* **THE TASK**: Convert the lines of the items below into a numbered list, omitting any blank lines.

···

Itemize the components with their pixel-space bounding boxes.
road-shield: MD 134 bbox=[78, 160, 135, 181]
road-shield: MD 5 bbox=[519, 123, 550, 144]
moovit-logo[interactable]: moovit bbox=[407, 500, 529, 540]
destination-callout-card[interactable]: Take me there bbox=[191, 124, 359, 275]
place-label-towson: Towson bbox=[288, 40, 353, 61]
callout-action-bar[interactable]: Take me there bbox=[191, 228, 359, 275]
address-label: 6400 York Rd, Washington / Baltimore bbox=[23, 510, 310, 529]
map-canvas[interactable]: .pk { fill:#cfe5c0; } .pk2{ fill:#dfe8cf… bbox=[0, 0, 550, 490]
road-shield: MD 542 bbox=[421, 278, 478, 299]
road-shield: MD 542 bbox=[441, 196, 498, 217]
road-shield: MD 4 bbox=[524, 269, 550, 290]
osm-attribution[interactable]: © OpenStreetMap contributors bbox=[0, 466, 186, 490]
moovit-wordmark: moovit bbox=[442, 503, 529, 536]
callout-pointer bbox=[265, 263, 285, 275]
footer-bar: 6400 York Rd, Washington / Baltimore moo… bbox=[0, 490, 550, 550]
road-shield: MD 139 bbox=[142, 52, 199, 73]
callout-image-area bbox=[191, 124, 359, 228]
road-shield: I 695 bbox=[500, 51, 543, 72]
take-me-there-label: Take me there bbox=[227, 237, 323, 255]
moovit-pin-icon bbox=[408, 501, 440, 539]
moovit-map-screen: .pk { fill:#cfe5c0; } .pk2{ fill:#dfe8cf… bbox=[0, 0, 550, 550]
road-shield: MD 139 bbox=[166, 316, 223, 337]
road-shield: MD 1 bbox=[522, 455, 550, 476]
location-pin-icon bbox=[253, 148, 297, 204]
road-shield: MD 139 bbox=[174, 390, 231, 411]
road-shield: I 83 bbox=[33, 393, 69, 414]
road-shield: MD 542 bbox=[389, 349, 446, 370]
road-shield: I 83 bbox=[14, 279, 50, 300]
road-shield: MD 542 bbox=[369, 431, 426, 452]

···

* **FULL ANSWER**:
1. Itemize the components with their pixel-space bounding boxes.
2. road-shield: MD 134 bbox=[78, 160, 135, 181]
3. road-shield: MD 5 bbox=[519, 123, 550, 144]
4. moovit-logo[interactable]: moovit bbox=[407, 500, 529, 540]
5. destination-callout-card[interactable]: Take me there bbox=[191, 124, 359, 275]
6. place-label-towson: Towson bbox=[288, 40, 353, 61]
7. callout-action-bar[interactable]: Take me there bbox=[191, 228, 359, 275]
8. address-label: 6400 York Rd, Washington / Baltimore bbox=[23, 510, 310, 529]
9. map-canvas[interactable]: .pk { fill:#cfe5c0; } .pk2{ fill:#dfe8cf… bbox=[0, 0, 550, 490]
10. road-shield: MD 542 bbox=[421, 278, 478, 299]
11. road-shield: MD 542 bbox=[441, 196, 498, 217]
12. road-shield: MD 4 bbox=[524, 269, 550, 290]
13. osm-attribution[interactable]: © OpenStreetMap contributors bbox=[0, 466, 186, 490]
14. moovit-wordmark: moovit bbox=[442, 503, 529, 536]
15. callout-pointer bbox=[265, 263, 285, 275]
16. footer-bar: 6400 York Rd, Washington / Baltimore moo… bbox=[0, 490, 550, 550]
17. road-shield: MD 139 bbox=[142, 52, 199, 73]
18. callout-image-area bbox=[191, 124, 359, 228]
19. road-shield: I 695 bbox=[500, 51, 543, 72]
20. take-me-there-label: Take me there bbox=[227, 237, 323, 255]
21. moovit-pin-icon bbox=[408, 501, 440, 539]
22. moovit-map-screen: .pk { fill:#cfe5c0; } .pk2{ fill:#dfe8cf… bbox=[0, 0, 550, 550]
23. road-shield: MD 139 bbox=[166, 316, 223, 337]
24. road-shield: MD 1 bbox=[522, 455, 550, 476]
25. location-pin-icon bbox=[253, 148, 297, 204]
26. road-shield: MD 139 bbox=[174, 390, 231, 411]
27. road-shield: I 83 bbox=[33, 393, 69, 414]
28. road-shield: MD 542 bbox=[389, 349, 446, 370]
29. road-shield: I 83 bbox=[14, 279, 50, 300]
30. road-shield: MD 542 bbox=[369, 431, 426, 452]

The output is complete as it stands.